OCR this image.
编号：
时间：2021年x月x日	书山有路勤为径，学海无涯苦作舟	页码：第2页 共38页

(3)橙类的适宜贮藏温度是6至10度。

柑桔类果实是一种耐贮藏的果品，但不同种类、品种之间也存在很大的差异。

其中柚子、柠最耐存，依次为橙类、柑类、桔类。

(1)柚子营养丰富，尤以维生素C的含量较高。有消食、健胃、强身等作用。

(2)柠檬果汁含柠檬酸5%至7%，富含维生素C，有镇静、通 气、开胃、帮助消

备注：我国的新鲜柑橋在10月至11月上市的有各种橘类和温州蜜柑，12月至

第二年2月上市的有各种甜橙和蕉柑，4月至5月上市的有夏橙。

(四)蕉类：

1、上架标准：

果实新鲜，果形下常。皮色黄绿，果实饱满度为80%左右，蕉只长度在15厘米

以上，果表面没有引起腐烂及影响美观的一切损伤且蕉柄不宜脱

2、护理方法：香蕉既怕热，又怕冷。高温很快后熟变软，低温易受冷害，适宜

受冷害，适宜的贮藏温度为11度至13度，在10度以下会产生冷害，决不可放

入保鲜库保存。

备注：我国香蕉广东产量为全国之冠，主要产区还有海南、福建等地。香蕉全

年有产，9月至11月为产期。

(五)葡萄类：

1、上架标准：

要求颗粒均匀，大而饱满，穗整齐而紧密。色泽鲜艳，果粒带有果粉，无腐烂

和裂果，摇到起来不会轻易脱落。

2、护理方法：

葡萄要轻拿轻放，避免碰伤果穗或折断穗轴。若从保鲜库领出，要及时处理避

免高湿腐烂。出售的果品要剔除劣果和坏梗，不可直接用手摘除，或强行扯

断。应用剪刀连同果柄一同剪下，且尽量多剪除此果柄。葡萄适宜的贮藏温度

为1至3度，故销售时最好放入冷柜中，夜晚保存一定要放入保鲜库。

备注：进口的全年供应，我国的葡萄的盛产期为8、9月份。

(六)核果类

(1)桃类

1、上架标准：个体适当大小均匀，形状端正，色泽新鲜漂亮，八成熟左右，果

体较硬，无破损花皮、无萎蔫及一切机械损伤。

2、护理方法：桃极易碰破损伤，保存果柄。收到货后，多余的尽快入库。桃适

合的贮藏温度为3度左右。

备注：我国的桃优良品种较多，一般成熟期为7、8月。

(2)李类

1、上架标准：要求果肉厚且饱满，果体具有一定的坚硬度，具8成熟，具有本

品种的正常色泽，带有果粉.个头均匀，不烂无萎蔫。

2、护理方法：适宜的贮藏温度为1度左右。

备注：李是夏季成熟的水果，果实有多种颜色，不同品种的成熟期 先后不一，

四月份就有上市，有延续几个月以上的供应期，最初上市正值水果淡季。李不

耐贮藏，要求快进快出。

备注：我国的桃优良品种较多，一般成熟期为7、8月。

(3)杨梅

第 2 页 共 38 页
══════
▶ [What you will do]:
Copy each line of the listing that contains the string "护理方法".

▶ [Answer for the task]:
2、护理方法：香蕉既怕热，又怕冷。高温很快后熟变软，低温易受冷害，适宜
2、护理方法：
2、护理方法：桃极易碰破损伤，保存果柄。收到货后，多余的尽快入库。桃适
2、护理方法：适宜的贮藏温度为1度左右。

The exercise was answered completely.